**Work required:** Return the whole listing exactly as it stands.

Stored data entries
....
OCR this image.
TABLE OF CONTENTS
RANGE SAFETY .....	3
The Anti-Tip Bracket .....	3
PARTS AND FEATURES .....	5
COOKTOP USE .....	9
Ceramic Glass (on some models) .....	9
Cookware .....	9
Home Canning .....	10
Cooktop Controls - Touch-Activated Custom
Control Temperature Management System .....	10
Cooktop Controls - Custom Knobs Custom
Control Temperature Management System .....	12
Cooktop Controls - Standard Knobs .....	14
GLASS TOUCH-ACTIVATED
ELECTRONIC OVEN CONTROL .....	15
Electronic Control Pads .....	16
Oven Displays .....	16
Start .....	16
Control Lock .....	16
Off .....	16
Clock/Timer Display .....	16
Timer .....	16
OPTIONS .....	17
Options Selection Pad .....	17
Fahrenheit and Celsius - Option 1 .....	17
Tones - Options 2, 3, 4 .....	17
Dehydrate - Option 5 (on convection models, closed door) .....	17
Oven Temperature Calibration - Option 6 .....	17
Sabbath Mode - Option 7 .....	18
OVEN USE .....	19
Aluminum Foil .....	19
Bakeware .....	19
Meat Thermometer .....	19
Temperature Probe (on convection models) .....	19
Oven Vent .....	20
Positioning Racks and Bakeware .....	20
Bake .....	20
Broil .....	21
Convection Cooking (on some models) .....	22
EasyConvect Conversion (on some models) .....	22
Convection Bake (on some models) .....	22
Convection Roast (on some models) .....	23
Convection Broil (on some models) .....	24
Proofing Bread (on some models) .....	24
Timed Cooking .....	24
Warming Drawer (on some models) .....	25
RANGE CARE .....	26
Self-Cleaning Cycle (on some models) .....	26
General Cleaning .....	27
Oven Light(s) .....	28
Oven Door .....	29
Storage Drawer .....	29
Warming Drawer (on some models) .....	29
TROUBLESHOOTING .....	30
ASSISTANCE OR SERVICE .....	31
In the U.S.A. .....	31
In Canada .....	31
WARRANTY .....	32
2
....
**Written answer:**
OCR this image.
TABLE OF CONTENTS
RANGE SAFETY .....	3
The Anti-Tip Bracket .....	3
PARTS AND FEATURES .....	5
COOKTOP USE .....	9
Ceramic Glass (on some models) .....	9
Cookware .....	9
Home Canning .....	10
Cooktop Controls - Touch-Activated Custom
Control Temperature Management System .....	10
Cooktop Controls - Custom Knobs Custom
Control Temperature Management System .....	12
Cooktop Controls - Standard Knobs .....	14
GLASS TOUCH-ACTIVATED
ELECTRONIC OVEN CONTROL .....	15
Electronic Control Pads .....	16
Oven Displays .....	16
Start .....	16
Control Lock .....	16
Off .....	16
Clock/Timer Display .....	16
Timer .....	16
OPTIONS .....	17
Options Selection Pad .....	17
Fahrenheit and Celsius - Option 1 .....	17
Tones - Options 2, 3, 4 .....	17
Dehydrate - Option 5 (on convection models, closed door) .....	17
Oven Temperature Calibration - Option 6 .....	17
Sabbath Mode - Option 7 .....	18
OVEN USE .....	19
Aluminum Foil .....	19
Bakeware .....	19
Meat Thermometer .....	19
Temperature Probe (on convection models) .....	19
Oven Vent .....	20
Positioning Racks and Bakeware .....	20
Bake .....	20
Broil .....	21
Convection Cooking (on some models) .....	22
EasyConvect Conversion (on some models) .....	22
Convection Bake (on some models) .....	22
Convection Roast (on some models) .....	23
Convection Broil (on some models) .....	24
Proofing Bread (on some models) .....	24
Timed Cooking .....	24
Warming Drawer (on some models) .....	25
RANGE CARE .....	26
Self-Cleaning Cycle (on some models) .....	26
General Cleaning .....	27
Oven Light(s) .....	28
Oven Door .....	29
Storage Drawer .....	29
Warming Drawer (on some models) .....	29
TROUBLESHOOTING .....	30
ASSISTANCE OR SERVICE .....	31
In the U.S.A. .....	31
In Canada .....	31
WARRANTY .....	32
2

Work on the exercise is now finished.